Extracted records
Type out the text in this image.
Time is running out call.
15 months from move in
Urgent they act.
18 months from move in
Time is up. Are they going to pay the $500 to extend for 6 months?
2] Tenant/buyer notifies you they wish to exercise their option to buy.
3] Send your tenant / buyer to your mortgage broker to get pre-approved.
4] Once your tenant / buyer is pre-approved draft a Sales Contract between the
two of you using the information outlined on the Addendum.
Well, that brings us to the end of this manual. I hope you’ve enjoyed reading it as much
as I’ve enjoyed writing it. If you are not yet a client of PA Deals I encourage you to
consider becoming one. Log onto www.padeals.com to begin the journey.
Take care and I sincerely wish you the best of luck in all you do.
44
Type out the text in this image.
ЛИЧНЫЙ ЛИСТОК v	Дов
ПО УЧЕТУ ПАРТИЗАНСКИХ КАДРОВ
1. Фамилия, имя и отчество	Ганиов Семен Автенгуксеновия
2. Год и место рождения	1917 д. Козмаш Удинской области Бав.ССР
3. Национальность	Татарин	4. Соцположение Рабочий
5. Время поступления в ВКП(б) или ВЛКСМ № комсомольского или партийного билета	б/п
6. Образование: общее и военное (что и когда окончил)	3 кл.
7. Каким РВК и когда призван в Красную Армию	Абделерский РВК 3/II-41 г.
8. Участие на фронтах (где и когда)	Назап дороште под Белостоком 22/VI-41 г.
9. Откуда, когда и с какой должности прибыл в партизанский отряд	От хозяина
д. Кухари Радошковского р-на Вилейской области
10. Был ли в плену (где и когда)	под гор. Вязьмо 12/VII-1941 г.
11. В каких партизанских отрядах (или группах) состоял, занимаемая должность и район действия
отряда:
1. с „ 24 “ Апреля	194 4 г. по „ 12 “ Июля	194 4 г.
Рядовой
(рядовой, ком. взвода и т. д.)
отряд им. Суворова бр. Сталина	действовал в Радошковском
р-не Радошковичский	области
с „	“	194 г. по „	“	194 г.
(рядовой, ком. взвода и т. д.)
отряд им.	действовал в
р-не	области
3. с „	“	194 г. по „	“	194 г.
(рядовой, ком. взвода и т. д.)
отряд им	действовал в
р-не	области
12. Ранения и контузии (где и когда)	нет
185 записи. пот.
* * *
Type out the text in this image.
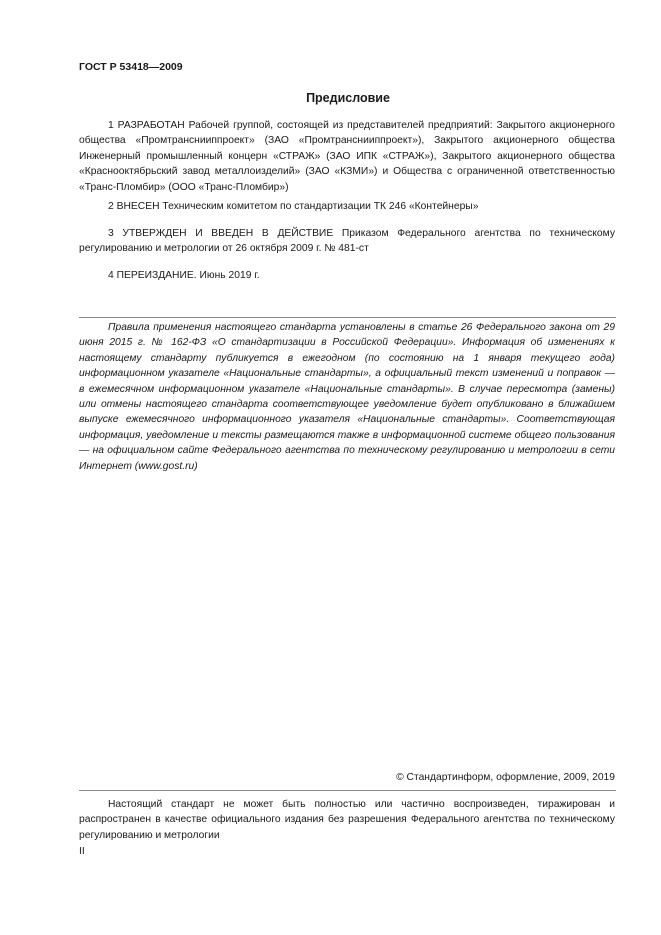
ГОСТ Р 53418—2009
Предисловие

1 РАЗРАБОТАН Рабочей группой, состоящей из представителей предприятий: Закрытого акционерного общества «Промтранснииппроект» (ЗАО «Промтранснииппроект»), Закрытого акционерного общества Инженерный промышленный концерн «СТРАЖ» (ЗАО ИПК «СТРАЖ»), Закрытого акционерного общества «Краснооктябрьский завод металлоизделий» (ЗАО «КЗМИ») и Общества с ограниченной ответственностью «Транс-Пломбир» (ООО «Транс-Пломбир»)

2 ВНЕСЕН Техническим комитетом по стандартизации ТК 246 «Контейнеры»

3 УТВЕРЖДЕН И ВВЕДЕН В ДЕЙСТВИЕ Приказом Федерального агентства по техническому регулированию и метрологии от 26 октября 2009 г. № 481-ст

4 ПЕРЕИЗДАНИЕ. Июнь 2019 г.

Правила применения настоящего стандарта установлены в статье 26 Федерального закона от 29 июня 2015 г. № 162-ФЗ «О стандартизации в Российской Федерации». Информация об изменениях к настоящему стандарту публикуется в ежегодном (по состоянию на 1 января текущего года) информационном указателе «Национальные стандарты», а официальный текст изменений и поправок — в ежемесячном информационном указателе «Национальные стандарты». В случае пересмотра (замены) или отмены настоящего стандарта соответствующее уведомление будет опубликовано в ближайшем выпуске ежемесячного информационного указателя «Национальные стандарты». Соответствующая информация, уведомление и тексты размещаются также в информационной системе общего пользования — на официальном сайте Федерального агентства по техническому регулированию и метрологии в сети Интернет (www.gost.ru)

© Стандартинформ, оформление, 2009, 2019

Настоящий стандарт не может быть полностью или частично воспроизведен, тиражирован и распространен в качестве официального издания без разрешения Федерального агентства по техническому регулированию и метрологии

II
---
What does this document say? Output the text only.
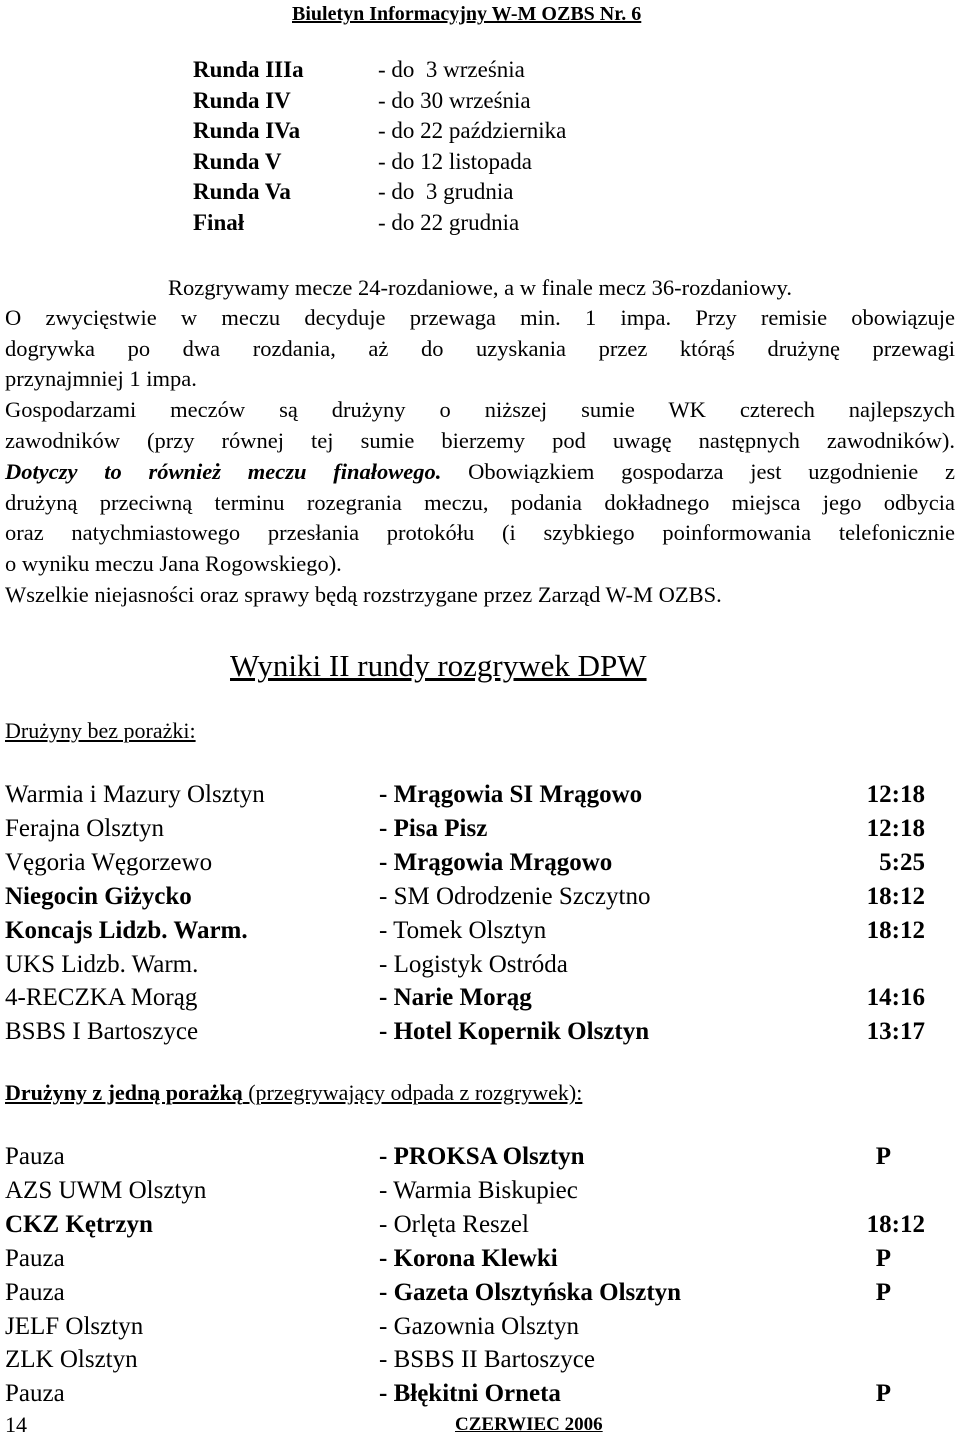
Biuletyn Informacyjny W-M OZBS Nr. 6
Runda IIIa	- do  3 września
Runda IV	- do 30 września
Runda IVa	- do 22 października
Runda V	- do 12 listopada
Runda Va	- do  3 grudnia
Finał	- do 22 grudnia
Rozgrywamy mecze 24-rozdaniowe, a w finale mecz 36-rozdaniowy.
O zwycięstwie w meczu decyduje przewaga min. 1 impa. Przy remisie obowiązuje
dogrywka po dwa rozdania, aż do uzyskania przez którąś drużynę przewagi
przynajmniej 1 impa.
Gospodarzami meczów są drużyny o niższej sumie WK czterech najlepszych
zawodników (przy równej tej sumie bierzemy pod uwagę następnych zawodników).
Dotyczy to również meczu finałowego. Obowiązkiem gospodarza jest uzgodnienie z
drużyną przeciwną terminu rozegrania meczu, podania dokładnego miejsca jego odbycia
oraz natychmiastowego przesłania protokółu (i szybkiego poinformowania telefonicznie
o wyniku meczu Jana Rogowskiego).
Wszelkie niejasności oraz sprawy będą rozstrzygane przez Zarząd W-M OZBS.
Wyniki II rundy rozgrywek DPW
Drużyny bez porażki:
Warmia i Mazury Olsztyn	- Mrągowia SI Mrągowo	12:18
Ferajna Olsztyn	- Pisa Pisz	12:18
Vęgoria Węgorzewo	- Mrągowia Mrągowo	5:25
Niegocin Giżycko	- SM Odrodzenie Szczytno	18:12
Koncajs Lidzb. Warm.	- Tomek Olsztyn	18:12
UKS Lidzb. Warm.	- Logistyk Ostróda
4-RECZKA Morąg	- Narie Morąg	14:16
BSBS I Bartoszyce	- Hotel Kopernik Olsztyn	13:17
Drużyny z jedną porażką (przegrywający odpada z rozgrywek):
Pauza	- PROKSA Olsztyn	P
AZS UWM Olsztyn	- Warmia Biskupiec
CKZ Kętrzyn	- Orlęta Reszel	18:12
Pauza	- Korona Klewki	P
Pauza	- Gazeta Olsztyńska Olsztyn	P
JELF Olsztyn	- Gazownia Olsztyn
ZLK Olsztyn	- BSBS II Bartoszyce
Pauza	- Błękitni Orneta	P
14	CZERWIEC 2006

## Task description
List every line above that contains the word "wish".

## Problem solution
2] Tenant/buyer notifies you they wish to exercise their option to buy.
Take care and I sincerely wish you the best of luck in all you do.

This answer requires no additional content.